→ WORK INSTRUCTIONS: Lines that hold the word "CRESCENT" should be located and copied.

→ RECORDS SUPPLIED:
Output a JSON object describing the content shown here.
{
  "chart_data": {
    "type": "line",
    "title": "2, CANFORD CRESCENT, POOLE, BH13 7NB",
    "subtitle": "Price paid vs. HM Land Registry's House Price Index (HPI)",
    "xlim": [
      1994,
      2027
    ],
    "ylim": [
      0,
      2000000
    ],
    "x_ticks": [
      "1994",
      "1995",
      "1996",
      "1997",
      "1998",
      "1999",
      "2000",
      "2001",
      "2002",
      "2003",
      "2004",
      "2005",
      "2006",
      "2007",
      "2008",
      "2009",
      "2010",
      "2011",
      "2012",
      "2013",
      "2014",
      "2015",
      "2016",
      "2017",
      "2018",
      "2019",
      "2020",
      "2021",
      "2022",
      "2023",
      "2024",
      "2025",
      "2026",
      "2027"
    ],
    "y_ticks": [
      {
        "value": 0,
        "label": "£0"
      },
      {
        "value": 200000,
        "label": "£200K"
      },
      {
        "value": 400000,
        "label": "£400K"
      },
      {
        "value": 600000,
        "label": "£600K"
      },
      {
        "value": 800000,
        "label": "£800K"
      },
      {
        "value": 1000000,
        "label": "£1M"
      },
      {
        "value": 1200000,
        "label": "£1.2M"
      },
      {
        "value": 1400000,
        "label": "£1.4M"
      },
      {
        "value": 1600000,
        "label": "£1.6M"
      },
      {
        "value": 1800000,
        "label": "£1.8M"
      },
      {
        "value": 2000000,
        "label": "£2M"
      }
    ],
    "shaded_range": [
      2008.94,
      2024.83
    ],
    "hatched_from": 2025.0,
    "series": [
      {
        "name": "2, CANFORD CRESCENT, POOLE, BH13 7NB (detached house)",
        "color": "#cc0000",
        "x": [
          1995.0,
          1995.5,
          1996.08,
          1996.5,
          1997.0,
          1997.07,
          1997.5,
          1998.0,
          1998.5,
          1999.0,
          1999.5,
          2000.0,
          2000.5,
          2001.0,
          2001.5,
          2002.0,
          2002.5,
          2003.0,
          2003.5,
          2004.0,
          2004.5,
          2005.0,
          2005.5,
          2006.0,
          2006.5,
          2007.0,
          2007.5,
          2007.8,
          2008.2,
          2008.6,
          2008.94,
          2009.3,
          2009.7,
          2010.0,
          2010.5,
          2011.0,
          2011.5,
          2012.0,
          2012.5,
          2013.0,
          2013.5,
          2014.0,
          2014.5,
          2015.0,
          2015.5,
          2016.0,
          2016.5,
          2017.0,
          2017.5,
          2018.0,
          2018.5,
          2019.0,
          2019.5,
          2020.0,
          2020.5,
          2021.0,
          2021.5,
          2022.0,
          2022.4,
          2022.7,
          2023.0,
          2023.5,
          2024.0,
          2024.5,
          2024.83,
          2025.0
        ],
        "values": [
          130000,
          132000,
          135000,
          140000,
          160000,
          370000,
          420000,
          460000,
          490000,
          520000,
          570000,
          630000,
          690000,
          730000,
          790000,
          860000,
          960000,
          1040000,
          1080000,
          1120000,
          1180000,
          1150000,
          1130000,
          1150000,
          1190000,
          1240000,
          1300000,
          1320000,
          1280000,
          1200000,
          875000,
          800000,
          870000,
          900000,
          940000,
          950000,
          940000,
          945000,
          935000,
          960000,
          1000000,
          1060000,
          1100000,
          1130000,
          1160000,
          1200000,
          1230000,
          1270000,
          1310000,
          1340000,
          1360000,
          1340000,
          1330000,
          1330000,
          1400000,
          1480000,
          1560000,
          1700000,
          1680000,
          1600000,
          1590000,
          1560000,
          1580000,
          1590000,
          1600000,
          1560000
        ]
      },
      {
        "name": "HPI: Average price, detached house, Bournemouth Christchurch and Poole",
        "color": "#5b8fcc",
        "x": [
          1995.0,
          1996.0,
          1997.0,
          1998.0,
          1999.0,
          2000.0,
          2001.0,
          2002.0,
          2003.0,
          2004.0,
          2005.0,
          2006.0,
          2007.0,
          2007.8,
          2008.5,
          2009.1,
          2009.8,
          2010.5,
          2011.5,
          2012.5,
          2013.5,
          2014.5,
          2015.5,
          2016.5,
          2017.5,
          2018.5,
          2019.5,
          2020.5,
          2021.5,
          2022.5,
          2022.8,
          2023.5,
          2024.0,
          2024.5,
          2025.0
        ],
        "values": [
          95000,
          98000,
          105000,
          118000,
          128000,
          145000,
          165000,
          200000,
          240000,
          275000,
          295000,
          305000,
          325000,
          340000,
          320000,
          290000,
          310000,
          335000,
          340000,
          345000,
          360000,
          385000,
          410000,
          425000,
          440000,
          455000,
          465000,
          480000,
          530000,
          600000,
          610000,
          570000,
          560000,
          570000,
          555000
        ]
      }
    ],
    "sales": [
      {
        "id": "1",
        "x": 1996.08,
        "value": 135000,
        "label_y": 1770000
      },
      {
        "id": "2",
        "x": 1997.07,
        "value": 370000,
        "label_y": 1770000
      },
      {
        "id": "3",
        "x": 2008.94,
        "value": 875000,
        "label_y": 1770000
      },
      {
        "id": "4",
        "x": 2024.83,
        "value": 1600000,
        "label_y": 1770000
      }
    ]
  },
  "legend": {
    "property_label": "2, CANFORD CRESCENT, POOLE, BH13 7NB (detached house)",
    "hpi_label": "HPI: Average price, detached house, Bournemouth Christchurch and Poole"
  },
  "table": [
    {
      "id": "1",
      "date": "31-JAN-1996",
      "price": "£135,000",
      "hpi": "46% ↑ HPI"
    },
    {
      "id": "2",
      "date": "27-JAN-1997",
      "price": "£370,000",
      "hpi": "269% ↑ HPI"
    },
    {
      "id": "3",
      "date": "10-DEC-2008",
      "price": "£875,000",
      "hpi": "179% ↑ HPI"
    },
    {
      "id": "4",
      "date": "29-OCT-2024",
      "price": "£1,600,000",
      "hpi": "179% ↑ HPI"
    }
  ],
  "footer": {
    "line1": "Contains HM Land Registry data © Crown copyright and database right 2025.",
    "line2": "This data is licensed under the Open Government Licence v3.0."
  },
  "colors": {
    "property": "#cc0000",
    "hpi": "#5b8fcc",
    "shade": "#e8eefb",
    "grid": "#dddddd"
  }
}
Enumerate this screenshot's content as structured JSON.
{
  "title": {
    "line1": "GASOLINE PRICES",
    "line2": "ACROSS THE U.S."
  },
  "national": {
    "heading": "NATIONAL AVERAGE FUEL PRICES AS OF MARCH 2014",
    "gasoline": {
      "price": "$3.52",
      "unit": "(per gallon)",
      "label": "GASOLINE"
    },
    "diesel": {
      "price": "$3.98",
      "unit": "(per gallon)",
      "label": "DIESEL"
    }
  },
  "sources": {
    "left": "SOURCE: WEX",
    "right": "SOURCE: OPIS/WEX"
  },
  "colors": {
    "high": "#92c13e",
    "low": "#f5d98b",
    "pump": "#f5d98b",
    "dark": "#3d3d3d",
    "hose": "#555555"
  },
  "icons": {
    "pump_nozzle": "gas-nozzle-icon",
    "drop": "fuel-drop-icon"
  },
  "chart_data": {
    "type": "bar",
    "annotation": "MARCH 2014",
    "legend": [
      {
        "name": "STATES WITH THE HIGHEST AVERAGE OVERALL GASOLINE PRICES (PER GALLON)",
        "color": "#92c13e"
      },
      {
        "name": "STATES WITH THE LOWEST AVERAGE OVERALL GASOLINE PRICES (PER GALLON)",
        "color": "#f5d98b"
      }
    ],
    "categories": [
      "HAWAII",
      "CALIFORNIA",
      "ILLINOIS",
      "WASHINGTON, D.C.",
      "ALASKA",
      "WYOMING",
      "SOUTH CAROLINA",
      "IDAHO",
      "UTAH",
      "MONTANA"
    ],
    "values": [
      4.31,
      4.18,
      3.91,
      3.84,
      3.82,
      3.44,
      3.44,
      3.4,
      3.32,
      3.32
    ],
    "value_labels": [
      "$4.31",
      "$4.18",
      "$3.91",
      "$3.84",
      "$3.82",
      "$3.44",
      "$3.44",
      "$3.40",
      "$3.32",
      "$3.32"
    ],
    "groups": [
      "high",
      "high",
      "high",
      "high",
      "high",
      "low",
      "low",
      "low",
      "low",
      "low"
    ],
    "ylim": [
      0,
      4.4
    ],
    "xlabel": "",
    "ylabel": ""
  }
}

→ SOLUTION FOR THIS TASK:
    "title": "2, CANFORD CRESCENT, POOLE, BH13 7NB",
        "name": "2, CANFORD CRESCENT, POOLE, BH13 7NB (detached house)",
    "property_label": "2, CANFORD CRESCENT, POOLE, BH13 7NB (detached house)",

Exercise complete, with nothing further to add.